### [INSTRUCTIONS FOR THE TASK]
Rewrite every one of the rows below as a Markdown table with the columns No. and Text, numbering each row and leaving out any blank lines.

### [ENTRIES]
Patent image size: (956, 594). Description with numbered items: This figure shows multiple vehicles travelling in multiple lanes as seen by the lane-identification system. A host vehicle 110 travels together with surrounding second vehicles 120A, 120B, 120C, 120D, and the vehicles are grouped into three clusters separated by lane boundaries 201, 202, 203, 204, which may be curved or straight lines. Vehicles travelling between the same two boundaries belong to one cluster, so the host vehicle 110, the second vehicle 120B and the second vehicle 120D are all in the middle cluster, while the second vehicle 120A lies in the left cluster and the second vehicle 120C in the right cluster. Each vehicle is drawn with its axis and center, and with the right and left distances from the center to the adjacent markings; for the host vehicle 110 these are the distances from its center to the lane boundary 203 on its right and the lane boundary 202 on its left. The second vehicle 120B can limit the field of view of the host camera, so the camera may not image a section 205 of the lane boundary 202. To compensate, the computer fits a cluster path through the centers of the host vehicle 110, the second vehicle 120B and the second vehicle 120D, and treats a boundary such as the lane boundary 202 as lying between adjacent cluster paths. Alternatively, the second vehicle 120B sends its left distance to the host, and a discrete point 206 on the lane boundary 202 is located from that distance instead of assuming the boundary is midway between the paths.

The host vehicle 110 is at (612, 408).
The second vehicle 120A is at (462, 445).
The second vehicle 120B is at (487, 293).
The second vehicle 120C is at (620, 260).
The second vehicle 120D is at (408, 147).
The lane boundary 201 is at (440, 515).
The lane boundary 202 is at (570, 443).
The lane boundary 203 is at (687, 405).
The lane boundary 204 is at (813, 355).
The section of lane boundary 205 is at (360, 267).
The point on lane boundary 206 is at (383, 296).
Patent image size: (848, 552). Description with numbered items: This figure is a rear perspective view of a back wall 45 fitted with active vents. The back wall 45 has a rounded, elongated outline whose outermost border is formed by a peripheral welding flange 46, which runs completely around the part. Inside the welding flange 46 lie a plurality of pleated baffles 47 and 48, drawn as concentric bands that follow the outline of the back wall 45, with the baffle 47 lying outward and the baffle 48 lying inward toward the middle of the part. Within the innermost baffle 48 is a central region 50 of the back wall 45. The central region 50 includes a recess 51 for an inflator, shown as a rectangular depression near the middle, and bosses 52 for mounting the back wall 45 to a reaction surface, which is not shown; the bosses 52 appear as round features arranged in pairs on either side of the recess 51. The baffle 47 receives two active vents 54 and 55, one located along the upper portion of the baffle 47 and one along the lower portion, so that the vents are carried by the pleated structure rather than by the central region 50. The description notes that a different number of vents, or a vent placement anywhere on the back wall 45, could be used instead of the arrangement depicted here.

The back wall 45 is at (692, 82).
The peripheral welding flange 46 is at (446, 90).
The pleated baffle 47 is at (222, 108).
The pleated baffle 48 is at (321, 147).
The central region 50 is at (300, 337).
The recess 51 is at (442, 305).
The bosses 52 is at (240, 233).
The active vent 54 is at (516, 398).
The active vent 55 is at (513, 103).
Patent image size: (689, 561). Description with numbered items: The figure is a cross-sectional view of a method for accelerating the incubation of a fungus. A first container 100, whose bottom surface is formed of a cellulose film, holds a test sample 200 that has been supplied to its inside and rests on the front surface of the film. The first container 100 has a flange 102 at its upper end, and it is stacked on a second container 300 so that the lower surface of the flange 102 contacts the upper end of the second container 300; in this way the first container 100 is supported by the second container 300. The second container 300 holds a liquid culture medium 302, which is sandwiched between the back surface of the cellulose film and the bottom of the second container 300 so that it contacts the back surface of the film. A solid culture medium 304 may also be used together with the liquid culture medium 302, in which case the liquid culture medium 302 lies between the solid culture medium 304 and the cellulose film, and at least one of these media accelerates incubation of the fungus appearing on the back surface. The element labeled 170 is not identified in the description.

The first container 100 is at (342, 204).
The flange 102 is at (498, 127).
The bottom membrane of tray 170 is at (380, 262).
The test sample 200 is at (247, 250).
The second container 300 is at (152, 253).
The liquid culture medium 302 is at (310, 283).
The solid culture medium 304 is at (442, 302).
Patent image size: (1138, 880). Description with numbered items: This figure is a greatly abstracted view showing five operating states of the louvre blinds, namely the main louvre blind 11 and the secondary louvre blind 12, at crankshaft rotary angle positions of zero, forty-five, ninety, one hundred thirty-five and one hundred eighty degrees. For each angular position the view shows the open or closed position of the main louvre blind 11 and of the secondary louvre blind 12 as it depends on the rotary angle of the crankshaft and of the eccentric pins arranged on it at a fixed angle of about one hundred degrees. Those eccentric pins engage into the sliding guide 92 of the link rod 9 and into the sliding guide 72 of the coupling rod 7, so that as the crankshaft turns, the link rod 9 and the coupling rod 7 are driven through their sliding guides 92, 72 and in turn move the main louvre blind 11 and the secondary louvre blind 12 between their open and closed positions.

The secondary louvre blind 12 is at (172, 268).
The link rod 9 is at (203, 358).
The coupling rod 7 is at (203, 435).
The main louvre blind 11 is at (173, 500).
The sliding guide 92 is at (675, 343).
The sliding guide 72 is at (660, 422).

### [RESPONSE FOR THIS EXERCISE]
| No. | Text |
|---|---|
| 1 | Patent image size: (956, 594). Description with numbered items: This figure shows multiple vehicles travelling in multiple lanes as seen by the lane-identification system. A host vehicle 110 travels together with surrounding second vehicles 120A, 120B, 120C, 120D, and the vehicles are grouped into three clusters separated by lane boundaries 201, 202, 203, 204, which may be curved or straight lines. Vehicles travelling between the same two boundaries belong to one cluster, so the host vehicle 110, the second vehicle 120B and the second vehicle 120D are all in the middle cluster, while the second vehicle 120A lies in the left cluster and the second vehicle 120C in the right cluster. Each vehicle is drawn with its axis and center, and with the right and left distances from the center to the adjacent markings; for the host vehicle 110 these are the distances from its center to the lane boundary 203 on its right and the lane boundary 202 on its left. The second vehicle 120B can limit the field of view of the host camera, so the camera may not image a section 205 of the lane boundary 202. To compensate, the computer fits a cluster path through the centers of the host vehicle 110, the second vehicle 120B and the second vehicle 120D, and treats a boundary such as the lane boundary 202 as lying between adjacent cluster paths. Alternatively, the second vehicle 120B sends its left distance to the host, and a discrete point 206 on the lane boundary 202 is located from that distance instead of assuming the boundary is midway between the paths. |
| 2 | The host vehicle 110 is at (612, 408). |
| 3 | The second vehicle 120A is at (462, 445). |
| 4 | The second vehicle 120B is at (487, 293). |
| 5 | The second vehicle 120C is at (620, 260). |
| 6 | The second vehicle 120D is at (408, 147). |
| 7 | The lane boundary 201 is at (440, 515). |
| 8 | The lane boundary 202 is at (570, 443). |
| 9 | The lane boundary 203 is at (687, 405). |
| 10 | The lane boundary 204 is at (813, 355). |
| 11 | The section of lane boundary 205 is at (360, 267). |
| 12 | The point on lane boundary 206 is at (383, 296). |
| 13 | Patent image size: (848, 552). Description with numbered items: This figure is a rear perspective view of a back wall 45 fitted with active vents. The back wall 45 has a rounded, elongated outline whose outermost border is formed by a peripheral welding flange 46, which runs completely around the part. Inside the welding flange 46 lie a plurality of pleated baffles 47 and 48, drawn as concentric bands that follow the outline of the back wall 45, with the baffle 47 lying outward and the baffle 48 lying inward toward the middle of the part. Within the innermost baffle 48 is a central region 50 of the back wall 45. The central region 50 includes a recess 51 for an inflator, shown as a rectangular depression near the middle, and bosses 52 for mounting the back wall 45 to a reaction surface, which is not shown; the bosses 52 appear as round features arranged in pairs on either side of the recess 51. The baffle 47 receives two active vents 54 and 55, one located along the upper portion of the baffle 47 and one along the lower portion, so that the vents are carried by the pleated structure rather than by the central region 50. The description notes that a different number of vents, or a vent placement anywhere on the back wall 45, could be used instead of the arrangement depicted here. |
| 14 | The back wall 45 is at (692, 82). |
| 15 | The peripheral welding flange 46 is at (446, 90). |
| 16 | The pleated baffle 47 is at (222, 108). |
| 17 | The pleated baffle 48 is at (321, 147). |
| 18 | The central region 50 is at (300, 337). |
| 19 | The recess 51 is at (442, 305). |
| 20 | The bosses 52 is at (240, 233). |
| 21 | The active vent 54 is at (516, 398). |
| 22 | The active vent 55 is at (513, 103). |
| 23 | Patent image size: (689, 561). Description with numbered items: The figure is a cross-sectional view of a method for accelerating the incubation of a fungus. A first container 100, whose bottom surface is formed of a cellulose film, holds a test sample 200 that has been supplied to its inside and rests on the front surface of the film. The first container 100 has a flange 102 at its upper end, and it is stacked on a second container 300 so that the lower surface of the flange 102 contacts the upper end of the second container 300; in this way the first container 100 is supported by the second container 300. The second container 300 holds a liquid culture medium 302, which is sandwiched between the back surface of the cellulose film and the bottom of the second container 300 so that it contacts the back surface of the film. A solid culture medium 304 may also be used together with the liquid culture medium 302, in which case the liquid culture medium 302 lies between the solid culture medium 304 and the cellulose film, and at least one of these media accelerates incubation of the fungus appearing on the back surface. The element labeled 170 is not identified in the description. |
| 24 | The first container 100 is at (342, 204). |
| 25 | The flange 102 is at (498, 127). |
| 26 | The bottom membrane of tray 170 is at (380, 262). |
| 27 | The test sample 200 is at (247, 250). |
| 28 | The second container 300 is at (152, 253). |
| 29 | The liquid culture medium 302 is at (310, 283). |
| 30 | The solid culture medium 304 is at (442, 302). |
| 31 | Patent image size: (1138, 880). Description with numbered items: This figure is a greatly abstracted view showing five operating states of the louvre blinds, namely the main louvre blind 11 and the secondary louvre blind 12, at crankshaft rotary angle positions of zero, forty-five, ninety, one hundred thirty-five and one hundred eighty degrees. For each angular position the view shows the open or closed position of the main louvre blind 11 and of the secondary louvre blind 12 as it depends on the rotary angle of the crankshaft and of the eccentric pins arranged on it at a fixed angle of about one hundred degrees. Those eccentric pins engage into the sliding guide 92 of the link rod 9 and into the sliding guide 72 of the coupling rod 7, so that as the crankshaft turns, the link rod 9 and the coupling rod 7 are driven through their sliding guides 92, 72 and in turn move the main louvre blind 11 and the secondary louvre blind 12 between their open and closed positions. |
| 32 | The secondary louvre blind 12 is at (172, 268). |
| 33 | The link rod 9 is at (203, 358). |
| 34 | The coupling rod 7 is at (203, 435). |
| 35 | The main louvre blind 11 is at (173, 500). |
| 36 | The sliding guide 92 is at (675, 343). |
| 37 | The sliding guide 72 is at (660, 422). |